> [STORED RECORDS]
++++++++++

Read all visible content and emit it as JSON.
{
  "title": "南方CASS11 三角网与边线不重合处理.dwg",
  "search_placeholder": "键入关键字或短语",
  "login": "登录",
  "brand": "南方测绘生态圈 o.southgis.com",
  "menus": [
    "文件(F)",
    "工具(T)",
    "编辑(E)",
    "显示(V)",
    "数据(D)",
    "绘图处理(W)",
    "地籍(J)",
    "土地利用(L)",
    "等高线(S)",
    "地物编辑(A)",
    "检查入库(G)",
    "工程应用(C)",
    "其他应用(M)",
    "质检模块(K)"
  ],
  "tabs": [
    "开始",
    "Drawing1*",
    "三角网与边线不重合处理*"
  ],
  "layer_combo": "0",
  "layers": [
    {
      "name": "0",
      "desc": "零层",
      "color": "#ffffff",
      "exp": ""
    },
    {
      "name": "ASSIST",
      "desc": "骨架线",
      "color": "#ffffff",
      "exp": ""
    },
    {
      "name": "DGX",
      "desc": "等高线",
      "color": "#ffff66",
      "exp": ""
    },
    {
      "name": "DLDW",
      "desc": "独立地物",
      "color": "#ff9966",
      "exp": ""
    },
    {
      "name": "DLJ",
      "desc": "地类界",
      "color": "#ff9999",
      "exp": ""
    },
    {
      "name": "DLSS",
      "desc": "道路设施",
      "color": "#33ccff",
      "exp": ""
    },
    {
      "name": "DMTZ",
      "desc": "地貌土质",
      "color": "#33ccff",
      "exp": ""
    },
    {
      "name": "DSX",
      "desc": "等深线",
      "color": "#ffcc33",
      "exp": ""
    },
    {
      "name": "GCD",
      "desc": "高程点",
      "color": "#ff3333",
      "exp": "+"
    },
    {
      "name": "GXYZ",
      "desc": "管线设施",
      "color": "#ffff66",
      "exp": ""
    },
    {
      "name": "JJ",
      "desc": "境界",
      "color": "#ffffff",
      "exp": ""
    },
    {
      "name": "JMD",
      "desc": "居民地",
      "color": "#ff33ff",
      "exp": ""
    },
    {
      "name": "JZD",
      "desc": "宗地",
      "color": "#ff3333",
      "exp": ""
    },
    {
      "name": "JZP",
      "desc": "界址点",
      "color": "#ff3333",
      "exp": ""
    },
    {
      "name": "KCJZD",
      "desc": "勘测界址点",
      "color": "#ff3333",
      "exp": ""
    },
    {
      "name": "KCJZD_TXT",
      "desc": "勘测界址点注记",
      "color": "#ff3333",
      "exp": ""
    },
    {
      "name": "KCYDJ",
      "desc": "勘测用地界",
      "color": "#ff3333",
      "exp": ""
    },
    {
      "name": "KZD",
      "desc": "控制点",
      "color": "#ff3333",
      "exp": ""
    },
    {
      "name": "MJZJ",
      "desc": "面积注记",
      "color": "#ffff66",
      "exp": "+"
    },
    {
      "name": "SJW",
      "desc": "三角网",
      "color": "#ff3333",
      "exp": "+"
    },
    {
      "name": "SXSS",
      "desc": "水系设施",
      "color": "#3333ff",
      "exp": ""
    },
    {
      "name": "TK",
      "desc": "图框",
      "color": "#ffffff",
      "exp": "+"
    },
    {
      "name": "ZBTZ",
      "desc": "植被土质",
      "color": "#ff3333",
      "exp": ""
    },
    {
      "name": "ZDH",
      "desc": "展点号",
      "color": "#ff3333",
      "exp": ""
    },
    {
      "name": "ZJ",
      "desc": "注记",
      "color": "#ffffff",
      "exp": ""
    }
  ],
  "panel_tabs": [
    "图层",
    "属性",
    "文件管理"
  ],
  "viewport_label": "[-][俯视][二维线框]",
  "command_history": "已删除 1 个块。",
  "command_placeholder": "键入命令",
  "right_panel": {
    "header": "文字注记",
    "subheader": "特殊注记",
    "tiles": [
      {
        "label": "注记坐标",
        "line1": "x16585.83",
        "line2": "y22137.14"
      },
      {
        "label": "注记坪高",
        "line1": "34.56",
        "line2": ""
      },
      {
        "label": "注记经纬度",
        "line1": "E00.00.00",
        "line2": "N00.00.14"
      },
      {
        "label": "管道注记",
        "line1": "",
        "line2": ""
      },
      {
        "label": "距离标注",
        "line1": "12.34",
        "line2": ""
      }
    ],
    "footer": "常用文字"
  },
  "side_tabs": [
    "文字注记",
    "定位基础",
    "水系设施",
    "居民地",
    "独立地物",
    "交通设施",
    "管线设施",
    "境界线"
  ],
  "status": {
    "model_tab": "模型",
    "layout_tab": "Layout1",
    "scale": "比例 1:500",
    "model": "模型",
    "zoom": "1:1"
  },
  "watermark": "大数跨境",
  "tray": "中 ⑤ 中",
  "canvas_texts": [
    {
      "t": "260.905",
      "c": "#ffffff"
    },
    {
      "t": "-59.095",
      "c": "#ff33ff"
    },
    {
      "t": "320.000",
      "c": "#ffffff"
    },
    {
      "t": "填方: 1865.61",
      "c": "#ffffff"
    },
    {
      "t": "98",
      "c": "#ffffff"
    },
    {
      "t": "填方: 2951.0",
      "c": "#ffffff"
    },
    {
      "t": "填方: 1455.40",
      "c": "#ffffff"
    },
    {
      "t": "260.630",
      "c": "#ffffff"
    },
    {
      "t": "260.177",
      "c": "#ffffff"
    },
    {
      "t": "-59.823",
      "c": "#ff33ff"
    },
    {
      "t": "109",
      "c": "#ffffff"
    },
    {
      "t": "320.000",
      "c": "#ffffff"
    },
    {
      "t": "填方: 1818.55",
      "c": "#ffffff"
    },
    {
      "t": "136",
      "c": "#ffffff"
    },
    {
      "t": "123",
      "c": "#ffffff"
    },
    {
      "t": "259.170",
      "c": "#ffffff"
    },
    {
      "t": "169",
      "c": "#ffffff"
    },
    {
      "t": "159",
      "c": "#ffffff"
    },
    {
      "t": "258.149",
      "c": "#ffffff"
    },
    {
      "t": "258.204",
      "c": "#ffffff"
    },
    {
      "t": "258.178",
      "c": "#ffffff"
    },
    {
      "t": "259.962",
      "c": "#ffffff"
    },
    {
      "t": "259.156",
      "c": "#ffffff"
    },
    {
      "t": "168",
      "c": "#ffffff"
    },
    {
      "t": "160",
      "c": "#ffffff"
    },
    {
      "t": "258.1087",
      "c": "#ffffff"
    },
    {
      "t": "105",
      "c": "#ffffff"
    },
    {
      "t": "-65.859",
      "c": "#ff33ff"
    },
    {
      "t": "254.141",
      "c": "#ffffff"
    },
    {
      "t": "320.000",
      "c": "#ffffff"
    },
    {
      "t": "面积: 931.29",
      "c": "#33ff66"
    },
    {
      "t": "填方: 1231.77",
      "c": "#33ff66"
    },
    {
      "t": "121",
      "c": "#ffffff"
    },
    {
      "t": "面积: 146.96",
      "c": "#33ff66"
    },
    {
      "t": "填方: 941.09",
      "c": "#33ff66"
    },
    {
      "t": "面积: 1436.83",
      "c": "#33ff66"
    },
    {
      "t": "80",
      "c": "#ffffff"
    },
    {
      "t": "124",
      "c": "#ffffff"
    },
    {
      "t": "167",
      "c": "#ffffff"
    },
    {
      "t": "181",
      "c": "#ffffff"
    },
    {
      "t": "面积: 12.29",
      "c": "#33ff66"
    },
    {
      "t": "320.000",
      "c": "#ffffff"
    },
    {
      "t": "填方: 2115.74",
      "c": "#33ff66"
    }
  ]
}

++++++++++

> [WHAT YOU NEED TO DO] Every entry needs to be retyped exactly.

> [RIGHT ANSWER]
Read all visible content and emit it as JSON.
{
  "title": "南方CASS11 三角网与边线不重合处理.dwg",
  "search_placeholder": "键入关键字或短语",
  "login": "登录",
  "brand": "南方测绘生态圈 o.southgis.com",
  "menus": [
    "文件(F)",
    "工具(T)",
    "编辑(E)",
    "显示(V)",
    "数据(D)",
    "绘图处理(W)",
    "地籍(J)",
    "土地利用(L)",
    "等高线(S)",
    "地物编辑(A)",
    "检查入库(G)",
    "工程应用(C)",
    "其他应用(M)",
    "质检模块(K)"
  ],
  "tabs": [
    "开始",
    "Drawing1*",
    "三角网与边线不重合处理*"
  ],
  "layer_combo": "0",
  "layers": [
    {
      "name": "0",
      "desc": "零层",
      "color": "#ffffff",
      "exp": ""
    },
    {
      "name": "ASSIST",
      "desc": "骨架线",
      "color": "#ffffff",
      "exp": ""
    },
    {
      "name": "DGX",
      "desc": "等高线",
      "color": "#ffff66",
      "exp": ""
    },
    {
      "name": "DLDW",
      "desc": "独立地物",
      "color": "#ff9966",
      "exp": ""
    },
    {
      "name": "DLJ",
      "desc": "地类界",
      "color": "#ff9999",
      "exp": ""
    },
    {
      "name": "DLSS",
      "desc": "道路设施",
      "color": "#33ccff",
      "exp": ""
    },
    {
      "name": "DMTZ",
      "desc": "地貌土质",
      "color": "#33ccff",
      "exp": ""
    },
    {
      "name": "DSX",
      "desc": "等深线",
      "color": "#ffcc33",
      "exp": ""
    },
    {
      "name": "GCD",
      "desc": "高程点",
      "color": "#ff3333",
      "exp": "+"
    },
    {
      "name": "GXYZ",
      "desc": "管线设施",
      "color": "#ffff66",
      "exp": ""
    },
    {
      "name": "JJ",
      "desc": "境界",
      "color": "#ffffff",
      "exp": ""
    },
    {
      "name": "JMD",
      "desc": "居民地",
      "color": "#ff33ff",
      "exp": ""
    },
    {
      "name": "JZD",
      "desc": "宗地",
      "color": "#ff3333",
      "exp": ""
    },
    {
      "name": "JZP",
      "desc": "界址点",
      "color": "#ff3333",
      "exp": ""
    },
    {
      "name": "KCJZD",
      "desc": "勘测界址点",
      "color": "#ff3333",
      "exp": ""
    },
    {
      "name": "KCJZD_TXT",
      "desc": "勘测界址点注记",
      "color": "#ff3333",
      "exp": ""
    },
    {
      "name": "KCYDJ",
      "desc": "勘测用地界",
      "color": "#ff3333",
      "exp": ""
    },
    {
      "name": "KZD",
      "desc": "控制点",
      "color": "#ff3333",
      "exp": ""
    },
    {
      "name": "MJZJ",
      "desc": "面积注记",
      "color": "#ffff66",
      "exp": "+"
    },
    {
      "name": "SJW",
      "desc": "三角网",
      "color": "#ff3333",
      "exp": "+"
    },
    {
      "name": "SXSS",
      "desc": "水系设施",
      "color": "#3333ff",
      "exp": ""
    },
    {
      "name": "TK",
      "desc": "图框",
      "color": "#ffffff",
      "exp": "+"
    },
    {
      "name": "ZBTZ",
      "desc": "植被土质",
      "color": "#ff3333",
      "exp": ""
    },
    {
      "name": "ZDH",
      "desc": "展点号",
      "color": "#ff3333",
      "exp": ""
    },
    {
      "name": "ZJ",
      "desc": "注记",
      "color": "#ffffff",
      "exp": ""
    }
  ],
  "panel_tabs": [
    "图层",
    "属性",
    "文件管理"
  ],
  "viewport_label": "[-][俯视][二维线框]",
  "command_history": "已删除 1 个块。",
  "command_placeholder": "键入命令",
  "right_panel": {
    "header": "文字注记",
    "subheader": "特殊注记",
    "tiles": [
      {
        "label": "注记坐标",
        "line1": "x16585.83",
        "line2": "y22137.14"
      },
      {
        "label": "注记坪高",
        "line1": "34.56",
        "line2": ""
      },
      {
        "label": "注记经纬度",
        "line1": "E00.00.00",
        "line2": "N00.00.14"
      },
      {
        "label": "管道注记",
        "line1": "",
        "line2": ""
      },
      {
        "label": "距离标注",
        "line1": "12.34",
        "line2": ""
      }
    ],
    "footer": "常用文字"
  },
  "side_tabs": [
    "文字注记",
    "定位基础",
    "水系设施",
    "居民地",
    "独立地物",
    "交通设施",
    "管线设施",
    "境界线"
  ],
  "status": {
    "model_tab": "模型",
    "layout_tab": "Layout1",
    "scale": "比例 1:500",
    "model": "模型",
    "zoom": "1:1"
  },
  "watermark": "大数跨境",
  "tray": "中 ⑤ 中",
  "canvas_texts": [
    {
      "t": "260.905",
      "c": "#ffffff"
    },
    {
      "t": "-59.095",
      "c": "#ff33ff"
    },
    {
      "t": "320.000",
      "c": "#ffffff"
    },
    {
      "t": "填方: 1865.61",
      "c": "#ffffff"
    },
    {
      "t": "98",
      "c": "#ffffff"
    },
    {
      "t": "填方: 2951.0",
      "c": "#ffffff"
    },
    {
      "t": "填方: 1455.40",
      "c": "#ffffff"
    },
    {
      "t": "260.630",
      "c": "#ffffff"
    },
    {
      "t": "260.177",
      "c": "#ffffff"
    },
    {
      "t": "-59.823",
      "c": "#ff33ff"
    },
    {
      "t": "109",
      "c": "#ffffff"
    },
    {
      "t": "320.000",
      "c": "#ffffff"
    },
    {
      "t": "填方: 1818.55",
      "c": "#ffffff"
    },
    {
      "t": "136",
      "c": "#ffffff"
    },
    {
      "t": "123",
      "c": "#ffffff"
    },
    {
      "t": "259.170",
      "c": "#ffffff"
    },
    {
      "t": "169",
      "c": "#ffffff"
    },
    {
      "t": "159",
      "c": "#ffffff"
    },
    {
      "t": "258.149",
      "c": "#ffffff"
    },
    {
      "t": "258.204",
      "c": "#ffffff"
    },
    {
      "t": "258.178",
      "c": "#ffffff"
    },
    {
      "t": "259.962",
      "c": "#ffffff"
    },
    {
      "t": "259.156",
      "c": "#ffffff"
    },
    {
      "t": "168",
      "c": "#ffffff"
    },
    {
      "t": "160",
      "c": "#ffffff"
    },
    {
      "t": "258.1087",
      "c": "#ffffff"
    },
    {
      "t": "105",
      "c": "#ffffff"
    },
    {
      "t": "-65.859",
      "c": "#ff33ff"
    },
    {
      "t": "254.141",
      "c": "#ffffff"
    },
    {
      "t": "320.000",
      "c": "#ffffff"
    },
    {
      "t": "面积: 931.29",
      "c": "#33ff66"
    },
    {
      "t": "填方: 1231.77",
      "c": "#33ff66"
    },
    {
      "t": "121",
      "c": "#ffffff"
    },
    {
      "t": "面积: 146.96",
      "c": "#33ff66"
    },
    {
      "t": "填方: 941.09",
      "c": "#33ff66"
    },
    {
      "t": "面积: 1436.83",
      "c": "#33ff66"
    },
    {
      "t": "80",
      "c": "#ffffff"
    },
    {
      "t": "124",
      "c": "#ffffff"
    },
    {
      "t": "167",
      "c": "#ffffff"
    },
    {
      "t": "181",
      "c": "#ffffff"
    },
    {
      "t": "面积: 12.29",
      "c": "#33ff66"
    },
    {
      "t": "320.000",
      "c": "#ffffff"
    },
    {
      "t": "填方: 2115.74",
      "c": "#33ff66"
    }
  ]
}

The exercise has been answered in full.